* Data extracted from a collection:
--

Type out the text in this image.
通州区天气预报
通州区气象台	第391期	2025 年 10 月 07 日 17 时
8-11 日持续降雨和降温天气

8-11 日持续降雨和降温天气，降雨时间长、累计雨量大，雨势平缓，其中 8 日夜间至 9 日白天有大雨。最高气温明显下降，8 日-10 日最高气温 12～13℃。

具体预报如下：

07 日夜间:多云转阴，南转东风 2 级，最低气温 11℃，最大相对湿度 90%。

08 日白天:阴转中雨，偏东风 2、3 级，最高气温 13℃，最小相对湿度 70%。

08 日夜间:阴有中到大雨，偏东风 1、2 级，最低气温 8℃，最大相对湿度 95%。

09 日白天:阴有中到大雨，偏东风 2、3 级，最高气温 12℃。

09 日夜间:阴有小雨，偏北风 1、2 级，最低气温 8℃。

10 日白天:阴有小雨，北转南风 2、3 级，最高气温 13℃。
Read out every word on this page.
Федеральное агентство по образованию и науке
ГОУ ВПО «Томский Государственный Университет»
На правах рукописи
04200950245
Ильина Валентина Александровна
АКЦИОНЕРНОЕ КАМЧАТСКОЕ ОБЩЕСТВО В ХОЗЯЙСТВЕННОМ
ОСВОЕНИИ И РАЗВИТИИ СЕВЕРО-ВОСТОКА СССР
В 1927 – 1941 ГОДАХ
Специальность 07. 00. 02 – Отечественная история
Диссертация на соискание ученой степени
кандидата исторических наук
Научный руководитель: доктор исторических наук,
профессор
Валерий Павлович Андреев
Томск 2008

--

* PROBLEM STATEMENT:
Set down the listing above in full, please, exactly as it appears.

* REPLY TO THE TASK:
Type out the text in this image.
通州区天气预报
通州区气象台	第391期	2025 年 10 月 07 日 17 时
8-11 日持续降雨和降温天气

8-11 日持续降雨和降温天气，降雨时间长、累计雨量大，雨势平缓，其中 8 日夜间至 9 日白天有大雨。最高气温明显下降，8 日-10 日最高气温 12～13℃。

具体预报如下：

07 日夜间:多云转阴，南转东风 2 级，最低气温 11℃，最大相对湿度 90%。

08 日白天:阴转中雨，偏东风 2、3 级，最高气温 13℃，最小相对湿度 70%。

08 日夜间:阴有中到大雨，偏东风 1、2 级，最低气温 8℃，最大相对湿度 95%。

09 日白天:阴有中到大雨，偏东风 2、3 级，最高气温 12℃。

09 日夜间:阴有小雨，偏北风 1、2 级，最低气温 8℃。

10 日白天:阴有小雨，北转南风 2、3 级，最高气温 13℃。
Read out every word on this page.
Федеральное агентство по образованию и науке
ГОУ ВПО «Томский Государственный Университет»
На правах рукописи
04200950245
Ильина Валентина Александровна
АКЦИОНЕРНОЕ КАМЧАТСКОЕ ОБЩЕСТВО В ХОЗЯЙСТВЕННОМ
ОСВОЕНИИ И РАЗВИТИИ СЕВЕРО-ВОСТОКА СССР
В 1927 – 1941 ГОДАХ
Специальность 07. 00. 02 – Отечественная история
Диссертация на соискание ученой степени
кандидата исторических наук
Научный руководитель: доктор исторических наук,
профессор
Валерий Павлович Андреев
Томск 2008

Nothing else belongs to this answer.